◆ **The data**
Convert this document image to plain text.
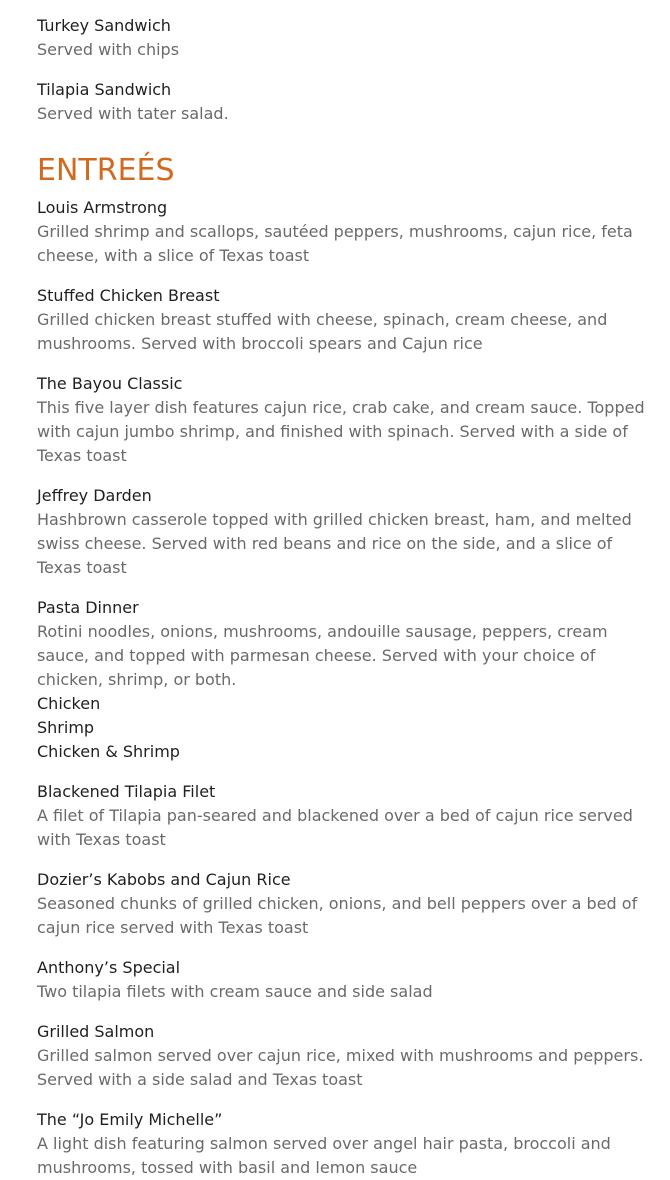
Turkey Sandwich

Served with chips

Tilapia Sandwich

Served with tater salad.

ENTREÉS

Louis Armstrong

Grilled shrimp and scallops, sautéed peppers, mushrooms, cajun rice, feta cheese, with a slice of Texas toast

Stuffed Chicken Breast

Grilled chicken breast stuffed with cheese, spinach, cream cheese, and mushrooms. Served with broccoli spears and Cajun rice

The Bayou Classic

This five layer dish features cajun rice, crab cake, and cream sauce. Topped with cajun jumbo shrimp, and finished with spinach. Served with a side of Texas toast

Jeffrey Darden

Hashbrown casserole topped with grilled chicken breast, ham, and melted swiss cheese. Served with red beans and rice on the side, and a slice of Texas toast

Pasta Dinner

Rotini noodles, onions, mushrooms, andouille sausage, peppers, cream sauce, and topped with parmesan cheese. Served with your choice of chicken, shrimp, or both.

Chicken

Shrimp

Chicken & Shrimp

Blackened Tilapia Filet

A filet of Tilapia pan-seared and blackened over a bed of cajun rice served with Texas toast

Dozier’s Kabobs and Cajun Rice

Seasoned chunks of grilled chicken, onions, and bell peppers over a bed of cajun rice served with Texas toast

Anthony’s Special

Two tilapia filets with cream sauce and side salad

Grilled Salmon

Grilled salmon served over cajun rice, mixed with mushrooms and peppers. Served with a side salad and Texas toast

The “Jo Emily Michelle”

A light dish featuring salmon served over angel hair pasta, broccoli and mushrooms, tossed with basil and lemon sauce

...

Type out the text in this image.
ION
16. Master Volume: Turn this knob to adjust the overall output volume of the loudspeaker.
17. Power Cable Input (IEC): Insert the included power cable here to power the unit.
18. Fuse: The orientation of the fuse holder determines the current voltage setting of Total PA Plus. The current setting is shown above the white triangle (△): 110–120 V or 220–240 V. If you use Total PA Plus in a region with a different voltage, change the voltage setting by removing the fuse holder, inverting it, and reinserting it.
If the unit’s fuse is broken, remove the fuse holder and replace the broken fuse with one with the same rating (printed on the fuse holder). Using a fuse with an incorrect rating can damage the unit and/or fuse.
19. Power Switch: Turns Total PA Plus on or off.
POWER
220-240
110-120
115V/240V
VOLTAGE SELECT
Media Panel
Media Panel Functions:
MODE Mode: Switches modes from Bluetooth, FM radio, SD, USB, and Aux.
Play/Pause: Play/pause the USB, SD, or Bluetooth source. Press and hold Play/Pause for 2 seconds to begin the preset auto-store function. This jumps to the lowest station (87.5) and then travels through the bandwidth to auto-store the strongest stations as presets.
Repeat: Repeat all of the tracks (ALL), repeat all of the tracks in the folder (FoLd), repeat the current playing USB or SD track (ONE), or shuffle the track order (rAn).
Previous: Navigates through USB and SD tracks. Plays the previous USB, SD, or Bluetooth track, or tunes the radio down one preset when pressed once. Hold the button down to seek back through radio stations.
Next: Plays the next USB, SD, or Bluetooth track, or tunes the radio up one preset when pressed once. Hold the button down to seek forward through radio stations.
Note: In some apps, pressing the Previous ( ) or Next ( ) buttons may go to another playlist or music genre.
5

◆ **What you are asked to do**
In the listing above, find each line with the word "once" and copy it.

◆ **Correct response**
Previous: Navigates through USB and SD tracks. Plays the previous USB, SD, or Bluetooth track, or tunes the radio down one preset when pressed once. Hold the button down to seek back through radio stations.
Next: Plays the next USB, SD, or Bluetooth track, or tunes the radio up one preset when pressed once. Hold the button down to seek forward through radio stations.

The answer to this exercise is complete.